(What the task requires) Exactly reproduce each record listed below.
──────────────────────────────
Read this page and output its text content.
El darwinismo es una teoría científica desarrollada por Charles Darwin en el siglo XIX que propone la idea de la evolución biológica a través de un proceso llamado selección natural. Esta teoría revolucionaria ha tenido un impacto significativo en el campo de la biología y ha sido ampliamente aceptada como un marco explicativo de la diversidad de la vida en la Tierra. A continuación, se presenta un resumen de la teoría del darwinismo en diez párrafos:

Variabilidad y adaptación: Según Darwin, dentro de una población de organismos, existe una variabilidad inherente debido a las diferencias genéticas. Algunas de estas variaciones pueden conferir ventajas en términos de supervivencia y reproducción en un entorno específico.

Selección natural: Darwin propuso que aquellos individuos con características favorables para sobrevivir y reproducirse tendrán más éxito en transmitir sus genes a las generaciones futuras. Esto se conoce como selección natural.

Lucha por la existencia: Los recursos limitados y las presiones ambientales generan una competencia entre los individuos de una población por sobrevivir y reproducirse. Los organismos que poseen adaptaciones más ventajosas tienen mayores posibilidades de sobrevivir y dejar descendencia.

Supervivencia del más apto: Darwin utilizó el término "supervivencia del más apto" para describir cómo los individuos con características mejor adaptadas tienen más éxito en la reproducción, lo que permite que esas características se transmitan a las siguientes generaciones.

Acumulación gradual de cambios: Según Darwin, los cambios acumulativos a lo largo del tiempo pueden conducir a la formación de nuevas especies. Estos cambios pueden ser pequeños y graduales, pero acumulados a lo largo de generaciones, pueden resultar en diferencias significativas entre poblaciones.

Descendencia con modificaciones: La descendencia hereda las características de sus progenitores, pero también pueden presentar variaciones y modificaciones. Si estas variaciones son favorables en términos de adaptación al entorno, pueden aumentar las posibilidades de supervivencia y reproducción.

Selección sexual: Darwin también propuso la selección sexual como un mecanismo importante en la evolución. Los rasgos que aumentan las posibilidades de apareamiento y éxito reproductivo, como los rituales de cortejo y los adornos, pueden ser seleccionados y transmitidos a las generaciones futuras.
──────────────────────────────
(Completed exercise)
Read this page and output its text content.
El darwinismo es una teoría científica desarrollada por Charles Darwin en el siglo XIX que propone la idea de la evolución biológica a través de un proceso llamado selección natural. Esta teoría revolucionaria ha tenido un impacto significativo en el campo de la biología y ha sido ampliamente aceptada como un marco explicativo de la diversidad de la vida en la Tierra. A continuación, se presenta un resumen de la teoría del darwinismo en diez párrafos:

Variabilidad y adaptación: Según Darwin, dentro de una población de organismos, existe una variabilidad inherente debido a las diferencias genéticas. Algunas de estas variaciones pueden conferir ventajas en términos de supervivencia y reproducción en un entorno específico.

Selección natural: Darwin propuso que aquellos individuos con características favorables para sobrevivir y reproducirse tendrán más éxito en transmitir sus genes a las generaciones futuras. Esto se conoce como selección natural.

Lucha por la existencia: Los recursos limitados y las presiones ambientales generan una competencia entre los individuos de una población por sobrevivir y reproducirse. Los organismos que poseen adaptaciones más ventajosas tienen mayores posibilidades de sobrevivir y dejar descendencia.

Supervivencia del más apto: Darwin utilizó el término "supervivencia del más apto" para describir cómo los individuos con características mejor adaptadas tienen más éxito en la reproducción, lo que permite que esas características se transmitan a las siguientes generaciones.

Acumulación gradual de cambios: Según Darwin, los cambios acumulativos a lo largo del tiempo pueden conducir a la formación de nuevas especies. Estos cambios pueden ser pequeños y graduales, pero acumulados a lo largo de generaciones, pueden resultar en diferencias significativas entre poblaciones.

Descendencia con modificaciones: La descendencia hereda las características de sus progenitores, pero también pueden presentar variaciones y modificaciones. Si estas variaciones son favorables en términos de adaptación al entorno, pueden aumentar las posibilidades de supervivencia y reproducción.

Selección sexual: Darwin también propuso la selección sexual como un mecanismo importante en la evolución. Los rasgos que aumentan las posibilidades de apareamiento y éxito reproductivo, como los rituales de cortejo y los adornos, pueden ser seleccionados y transmitidos a las generaciones futuras.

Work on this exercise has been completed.